### Dataset rows
BEGIN

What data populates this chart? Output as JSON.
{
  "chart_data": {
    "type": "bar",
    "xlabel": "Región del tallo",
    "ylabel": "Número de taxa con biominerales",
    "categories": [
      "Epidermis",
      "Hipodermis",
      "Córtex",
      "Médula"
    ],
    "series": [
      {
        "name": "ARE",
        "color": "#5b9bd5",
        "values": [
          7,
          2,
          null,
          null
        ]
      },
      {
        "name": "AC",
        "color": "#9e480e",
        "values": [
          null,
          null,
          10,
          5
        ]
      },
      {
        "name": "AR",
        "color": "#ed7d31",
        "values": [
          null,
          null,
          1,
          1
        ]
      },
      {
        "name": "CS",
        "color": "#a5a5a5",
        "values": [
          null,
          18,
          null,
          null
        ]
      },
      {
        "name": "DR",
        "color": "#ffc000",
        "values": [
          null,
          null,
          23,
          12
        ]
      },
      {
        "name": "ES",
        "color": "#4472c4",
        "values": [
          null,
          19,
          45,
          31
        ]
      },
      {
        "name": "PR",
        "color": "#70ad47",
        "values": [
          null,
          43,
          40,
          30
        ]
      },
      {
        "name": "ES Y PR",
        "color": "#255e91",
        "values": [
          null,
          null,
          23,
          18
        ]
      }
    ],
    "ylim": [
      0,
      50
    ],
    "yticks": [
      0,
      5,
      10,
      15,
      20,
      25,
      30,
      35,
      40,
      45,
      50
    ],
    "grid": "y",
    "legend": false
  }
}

END

### The task
Return all the data above once more, precisely as given.

### Task answer
What data populates this chart? Output as JSON.
{
  "chart_data": {
    "type": "bar",
    "xlabel": "Región del tallo",
    "ylabel": "Número de taxa con biominerales",
    "categories": [
      "Epidermis",
      "Hipodermis",
      "Córtex",
      "Médula"
    ],
    "series": [
      {
        "name": "ARE",
        "color": "#5b9bd5",
        "values": [
          7,
          2,
          null,
          null
        ]
      },
      {
        "name": "AC",
        "color": "#9e480e",
        "values": [
          null,
          null,
          10,
          5
        ]
      },
      {
        "name": "AR",
        "color": "#ed7d31",
        "values": [
          null,
          null,
          1,
          1
        ]
      },
      {
        "name": "CS",
        "color": "#a5a5a5",
        "values": [
          null,
          18,
          null,
          null
        ]
      },
      {
        "name": "DR",
        "color": "#ffc000",
        "values": [
          null,
          null,
          23,
          12
        ]
      },
      {
        "name": "ES",
        "color": "#4472c4",
        "values": [
          null,
          19,
          45,
          31
        ]
      },
      {
        "name": "PR",
        "color": "#70ad47",
        "values": [
          null,
          43,
          40,
          30
        ]
      },
      {
        "name": "ES Y PR",
        "color": "#255e91",
        "values": [
          null,
          null,
          23,
          18
        ]
      }
    ],
    "ylim": [
      0,
      50
    ],
    "yticks": [
      0,
      5,
      10,
      15,
      20,
      25,
      30,
      35,
      40,
      45,
      50
    ],
    "grid": "y",
    "legend": false
  }
}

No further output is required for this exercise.